## [Work required]
Turn every line of the material below into a numbered list, leaving out any blank lines.

## [The data]
□ □ □ □ □

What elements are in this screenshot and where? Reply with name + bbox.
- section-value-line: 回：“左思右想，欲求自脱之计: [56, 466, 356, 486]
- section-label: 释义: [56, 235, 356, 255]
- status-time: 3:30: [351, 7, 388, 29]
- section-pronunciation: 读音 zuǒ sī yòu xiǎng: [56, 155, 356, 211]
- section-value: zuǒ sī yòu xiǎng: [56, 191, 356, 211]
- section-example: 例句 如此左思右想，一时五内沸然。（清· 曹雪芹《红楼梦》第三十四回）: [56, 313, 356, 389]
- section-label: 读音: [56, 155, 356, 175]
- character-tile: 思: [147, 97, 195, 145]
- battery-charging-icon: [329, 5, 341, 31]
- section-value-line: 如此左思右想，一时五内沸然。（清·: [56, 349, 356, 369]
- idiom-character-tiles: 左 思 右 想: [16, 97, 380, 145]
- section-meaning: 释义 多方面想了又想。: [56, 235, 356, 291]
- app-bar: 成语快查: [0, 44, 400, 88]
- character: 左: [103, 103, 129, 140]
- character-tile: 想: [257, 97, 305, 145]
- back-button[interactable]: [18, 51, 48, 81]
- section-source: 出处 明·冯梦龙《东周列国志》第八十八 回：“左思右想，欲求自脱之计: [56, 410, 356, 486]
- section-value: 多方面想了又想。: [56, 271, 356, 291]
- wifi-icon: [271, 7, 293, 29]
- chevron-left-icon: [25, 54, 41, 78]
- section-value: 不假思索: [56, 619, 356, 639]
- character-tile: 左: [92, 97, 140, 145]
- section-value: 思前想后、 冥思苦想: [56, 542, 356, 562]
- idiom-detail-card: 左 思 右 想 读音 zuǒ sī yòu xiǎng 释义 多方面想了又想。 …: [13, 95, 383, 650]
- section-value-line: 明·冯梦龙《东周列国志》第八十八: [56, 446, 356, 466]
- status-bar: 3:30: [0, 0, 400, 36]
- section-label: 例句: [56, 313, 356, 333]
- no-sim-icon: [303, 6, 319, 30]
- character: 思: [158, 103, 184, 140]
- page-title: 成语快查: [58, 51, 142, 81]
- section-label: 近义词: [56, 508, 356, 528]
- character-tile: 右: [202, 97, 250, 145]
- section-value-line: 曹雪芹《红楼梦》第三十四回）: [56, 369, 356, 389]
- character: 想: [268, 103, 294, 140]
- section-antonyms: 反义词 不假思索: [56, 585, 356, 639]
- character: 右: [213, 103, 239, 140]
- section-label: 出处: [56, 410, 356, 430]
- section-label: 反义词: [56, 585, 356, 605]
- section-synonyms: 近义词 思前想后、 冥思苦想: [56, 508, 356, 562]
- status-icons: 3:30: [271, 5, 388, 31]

□ □ □ □ □

## [Output of the exercise]
1. What elements are in this screenshot and where? Reply with name + bbox.
2. - section-value-line: 回：“左思右想，欲求自脱之计: [56, 466, 356, 486]
3. - section-label: 释义: [56, 235, 356, 255]
4. - status-time: 3:30: [351, 7, 388, 29]
5. - section-pronunciation: 读音 zuǒ sī yòu xiǎng: [56, 155, 356, 211]
6. - section-value: zuǒ sī yòu xiǎng: [56, 191, 356, 211]
7. - section-example: 例句 如此左思右想，一时五内沸然。（清· 曹雪芹《红楼梦》第三十四回）: [56, 313, 356, 389]
8. - section-label: 读音: [56, 155, 356, 175]
9. - character-tile: 思: [147, 97, 195, 145]
10. - battery-charging-icon: [329, 5, 341, 31]
11. - section-value-line: 如此左思右想，一时五内沸然。（清·: [56, 349, 356, 369]
12. - idiom-character-tiles: 左 思 右 想: [16, 97, 380, 145]
13. - section-meaning: 释义 多方面想了又想。: [56, 235, 356, 291]
14. - app-bar: 成语快查: [0, 44, 400, 88]
15. - character: 左: [103, 103, 129, 140]
16. - character-tile: 想: [257, 97, 305, 145]
17. - back-button[interactable]: [18, 51, 48, 81]
18. - section-source: 出处 明·冯梦龙《东周列国志》第八十八 回：“左思右想，欲求自脱之计: [56, 410, 356, 486]
19. - section-value: 多方面想了又想。: [56, 271, 356, 291]
20. - wifi-icon: [271, 7, 293, 29]
21. - chevron-left-icon: [25, 54, 41, 78]
22. - section-value: 不假思索: [56, 619, 356, 639]
23. - character-tile: 左: [92, 97, 140, 145]
24. - section-value: 思前想后、 冥思苦想: [56, 542, 356, 562]
25. - idiom-detail-card: 左 思 右 想 读音 zuǒ sī yòu xiǎng 释义 多方面想了又想。 …: [13, 95, 383, 650]
26. - section-value-line: 明·冯梦龙《东周列国志》第八十八: [56, 446, 356, 466]
27. - status-bar: 3:30: [0, 0, 400, 36]
28. - section-label: 例句: [56, 313, 356, 333]
29. - no-sim-icon: [303, 6, 319, 30]
30. - character: 思: [158, 103, 184, 140]
31. - page-title: 成语快查: [58, 51, 142, 81]
32. - section-label: 近义词: [56, 508, 356, 528]
33. - character-tile: 右: [202, 97, 250, 145]
34. - section-value-line: 曹雪芹《红楼梦》第三十四回）: [56, 369, 356, 389]
35. - character: 想: [268, 103, 294, 140]
36. - section-antonyms: 反义词 不假思索: [56, 585, 356, 639]
37. - character: 右: [213, 103, 239, 140]
38. - section-label: 出处: [56, 410, 356, 430]
39. - section-label: 反义词: [56, 585, 356, 605]
40. - section-synonyms: 近义词 思前想后、 冥思苦想: [56, 508, 356, 562]
41. - status-icons: 3:30: [271, 5, 388, 31]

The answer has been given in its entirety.